+++ SUPPLIED MATERIAL +++

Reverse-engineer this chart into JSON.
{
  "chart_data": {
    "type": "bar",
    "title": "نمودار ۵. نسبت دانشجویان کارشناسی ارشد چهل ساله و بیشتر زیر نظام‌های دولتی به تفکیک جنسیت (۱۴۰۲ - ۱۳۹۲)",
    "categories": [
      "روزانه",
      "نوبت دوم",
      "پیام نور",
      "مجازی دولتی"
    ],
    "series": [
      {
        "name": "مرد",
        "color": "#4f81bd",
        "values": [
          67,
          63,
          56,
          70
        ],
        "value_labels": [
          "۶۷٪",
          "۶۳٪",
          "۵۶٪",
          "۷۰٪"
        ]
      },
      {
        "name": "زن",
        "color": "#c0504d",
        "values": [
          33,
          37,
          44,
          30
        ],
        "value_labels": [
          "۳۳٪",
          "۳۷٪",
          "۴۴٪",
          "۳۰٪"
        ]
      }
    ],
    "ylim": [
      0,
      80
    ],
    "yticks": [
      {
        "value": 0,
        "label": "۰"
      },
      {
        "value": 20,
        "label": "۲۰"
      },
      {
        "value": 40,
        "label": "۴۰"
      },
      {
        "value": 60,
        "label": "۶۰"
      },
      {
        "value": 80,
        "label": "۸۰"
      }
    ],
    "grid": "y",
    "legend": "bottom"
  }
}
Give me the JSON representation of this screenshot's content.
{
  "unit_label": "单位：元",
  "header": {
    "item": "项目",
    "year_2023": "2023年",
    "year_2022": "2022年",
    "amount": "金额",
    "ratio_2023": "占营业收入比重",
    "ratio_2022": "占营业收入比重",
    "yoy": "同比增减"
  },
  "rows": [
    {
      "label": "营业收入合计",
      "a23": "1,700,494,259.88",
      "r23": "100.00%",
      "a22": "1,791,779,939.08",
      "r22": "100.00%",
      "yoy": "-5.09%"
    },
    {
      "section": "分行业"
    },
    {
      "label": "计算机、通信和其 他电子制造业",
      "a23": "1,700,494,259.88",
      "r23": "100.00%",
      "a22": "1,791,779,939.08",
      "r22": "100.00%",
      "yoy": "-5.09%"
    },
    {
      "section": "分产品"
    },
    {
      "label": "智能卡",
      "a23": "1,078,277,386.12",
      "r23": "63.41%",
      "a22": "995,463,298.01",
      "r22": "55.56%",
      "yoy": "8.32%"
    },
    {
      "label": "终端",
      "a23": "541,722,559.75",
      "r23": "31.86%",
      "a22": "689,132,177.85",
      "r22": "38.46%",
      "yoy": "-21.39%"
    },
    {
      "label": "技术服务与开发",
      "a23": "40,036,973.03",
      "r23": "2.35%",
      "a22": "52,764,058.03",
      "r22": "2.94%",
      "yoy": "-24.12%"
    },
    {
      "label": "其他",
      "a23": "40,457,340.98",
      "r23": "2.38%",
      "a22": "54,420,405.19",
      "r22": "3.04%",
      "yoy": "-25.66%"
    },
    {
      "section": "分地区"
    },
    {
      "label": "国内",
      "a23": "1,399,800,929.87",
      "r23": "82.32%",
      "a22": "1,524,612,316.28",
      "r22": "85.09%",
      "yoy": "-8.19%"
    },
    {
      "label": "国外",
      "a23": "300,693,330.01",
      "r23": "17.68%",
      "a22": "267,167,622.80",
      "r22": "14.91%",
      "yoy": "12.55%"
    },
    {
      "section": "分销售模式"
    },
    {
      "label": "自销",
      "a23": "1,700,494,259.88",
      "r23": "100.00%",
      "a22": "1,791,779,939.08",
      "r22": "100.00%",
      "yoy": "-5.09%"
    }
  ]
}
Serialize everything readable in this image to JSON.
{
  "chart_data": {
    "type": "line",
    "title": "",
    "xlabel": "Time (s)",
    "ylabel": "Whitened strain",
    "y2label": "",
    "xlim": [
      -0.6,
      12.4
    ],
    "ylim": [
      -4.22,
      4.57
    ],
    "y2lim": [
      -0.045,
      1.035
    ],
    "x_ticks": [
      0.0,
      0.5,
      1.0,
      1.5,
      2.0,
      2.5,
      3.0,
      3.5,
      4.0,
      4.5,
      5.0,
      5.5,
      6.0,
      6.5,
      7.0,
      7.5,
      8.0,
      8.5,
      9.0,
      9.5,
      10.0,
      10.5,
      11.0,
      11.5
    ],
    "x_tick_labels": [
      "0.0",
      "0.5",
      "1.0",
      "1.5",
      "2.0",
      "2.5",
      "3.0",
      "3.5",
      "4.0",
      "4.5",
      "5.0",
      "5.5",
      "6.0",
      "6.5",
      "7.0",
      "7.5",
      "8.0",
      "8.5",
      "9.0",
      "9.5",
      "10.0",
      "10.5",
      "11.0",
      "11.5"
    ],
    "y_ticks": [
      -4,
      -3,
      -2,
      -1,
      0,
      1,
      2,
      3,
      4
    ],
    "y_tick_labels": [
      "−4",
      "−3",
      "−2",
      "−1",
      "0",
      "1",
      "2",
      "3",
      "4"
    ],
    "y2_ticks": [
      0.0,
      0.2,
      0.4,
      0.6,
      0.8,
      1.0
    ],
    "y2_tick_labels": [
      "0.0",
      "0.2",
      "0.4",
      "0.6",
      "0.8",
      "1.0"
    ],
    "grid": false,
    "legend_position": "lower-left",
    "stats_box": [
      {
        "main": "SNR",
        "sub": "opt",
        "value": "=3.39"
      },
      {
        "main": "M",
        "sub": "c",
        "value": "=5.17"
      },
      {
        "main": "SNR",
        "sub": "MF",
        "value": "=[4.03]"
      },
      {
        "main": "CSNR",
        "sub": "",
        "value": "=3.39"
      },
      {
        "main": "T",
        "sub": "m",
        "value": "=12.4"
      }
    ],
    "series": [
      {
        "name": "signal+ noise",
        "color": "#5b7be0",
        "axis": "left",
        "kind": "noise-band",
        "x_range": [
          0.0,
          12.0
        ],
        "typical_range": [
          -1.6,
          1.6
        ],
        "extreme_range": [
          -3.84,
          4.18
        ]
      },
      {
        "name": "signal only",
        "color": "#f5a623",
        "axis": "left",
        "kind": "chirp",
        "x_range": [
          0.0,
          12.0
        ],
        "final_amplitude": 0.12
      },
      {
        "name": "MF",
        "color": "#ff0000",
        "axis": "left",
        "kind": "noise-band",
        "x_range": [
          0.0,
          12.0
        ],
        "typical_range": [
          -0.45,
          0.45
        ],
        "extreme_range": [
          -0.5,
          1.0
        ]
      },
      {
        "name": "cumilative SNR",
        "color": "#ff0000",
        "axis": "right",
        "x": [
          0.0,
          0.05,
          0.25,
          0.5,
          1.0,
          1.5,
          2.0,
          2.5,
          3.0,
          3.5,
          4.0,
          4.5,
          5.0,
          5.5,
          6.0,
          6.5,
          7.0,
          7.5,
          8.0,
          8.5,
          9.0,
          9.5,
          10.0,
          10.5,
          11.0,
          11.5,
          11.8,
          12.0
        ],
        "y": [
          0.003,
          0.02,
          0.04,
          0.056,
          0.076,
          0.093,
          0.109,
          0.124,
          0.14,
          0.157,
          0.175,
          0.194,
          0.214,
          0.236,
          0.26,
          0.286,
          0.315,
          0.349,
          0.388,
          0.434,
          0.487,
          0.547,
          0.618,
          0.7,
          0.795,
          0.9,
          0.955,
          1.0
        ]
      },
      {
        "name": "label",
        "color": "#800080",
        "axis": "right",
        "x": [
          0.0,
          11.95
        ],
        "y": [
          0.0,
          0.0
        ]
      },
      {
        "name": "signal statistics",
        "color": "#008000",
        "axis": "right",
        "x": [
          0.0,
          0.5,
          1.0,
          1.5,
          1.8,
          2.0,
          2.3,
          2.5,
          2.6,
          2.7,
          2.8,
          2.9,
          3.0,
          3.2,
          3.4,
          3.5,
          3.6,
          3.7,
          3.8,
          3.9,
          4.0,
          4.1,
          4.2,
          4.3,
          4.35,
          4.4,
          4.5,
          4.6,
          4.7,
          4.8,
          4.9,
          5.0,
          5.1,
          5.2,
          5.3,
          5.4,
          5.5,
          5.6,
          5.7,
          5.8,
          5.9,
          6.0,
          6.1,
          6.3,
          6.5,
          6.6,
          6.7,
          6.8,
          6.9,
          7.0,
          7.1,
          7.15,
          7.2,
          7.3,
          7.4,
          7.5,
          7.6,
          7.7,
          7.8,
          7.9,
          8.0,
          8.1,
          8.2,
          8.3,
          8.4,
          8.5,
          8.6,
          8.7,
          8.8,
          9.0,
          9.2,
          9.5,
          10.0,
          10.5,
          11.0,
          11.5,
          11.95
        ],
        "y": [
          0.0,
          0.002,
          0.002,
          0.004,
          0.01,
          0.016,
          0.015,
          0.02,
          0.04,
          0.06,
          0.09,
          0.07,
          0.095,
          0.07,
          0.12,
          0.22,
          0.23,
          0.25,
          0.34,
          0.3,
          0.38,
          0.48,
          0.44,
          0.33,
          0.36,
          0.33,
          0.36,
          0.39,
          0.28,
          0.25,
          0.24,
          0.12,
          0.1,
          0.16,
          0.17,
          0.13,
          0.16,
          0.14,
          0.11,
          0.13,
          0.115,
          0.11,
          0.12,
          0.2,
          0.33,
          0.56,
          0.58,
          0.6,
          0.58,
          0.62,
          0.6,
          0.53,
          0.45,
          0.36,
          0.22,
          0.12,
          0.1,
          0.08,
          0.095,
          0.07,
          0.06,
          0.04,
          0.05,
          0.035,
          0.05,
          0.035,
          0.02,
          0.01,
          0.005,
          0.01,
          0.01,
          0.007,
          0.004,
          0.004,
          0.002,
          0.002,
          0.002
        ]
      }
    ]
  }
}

+++

Return all lines containing the word "section".

FINAL RESULT.
      "section": "分行业"
      "section": "分产品"
      "section": "分地区"
      "section": "分销售模式"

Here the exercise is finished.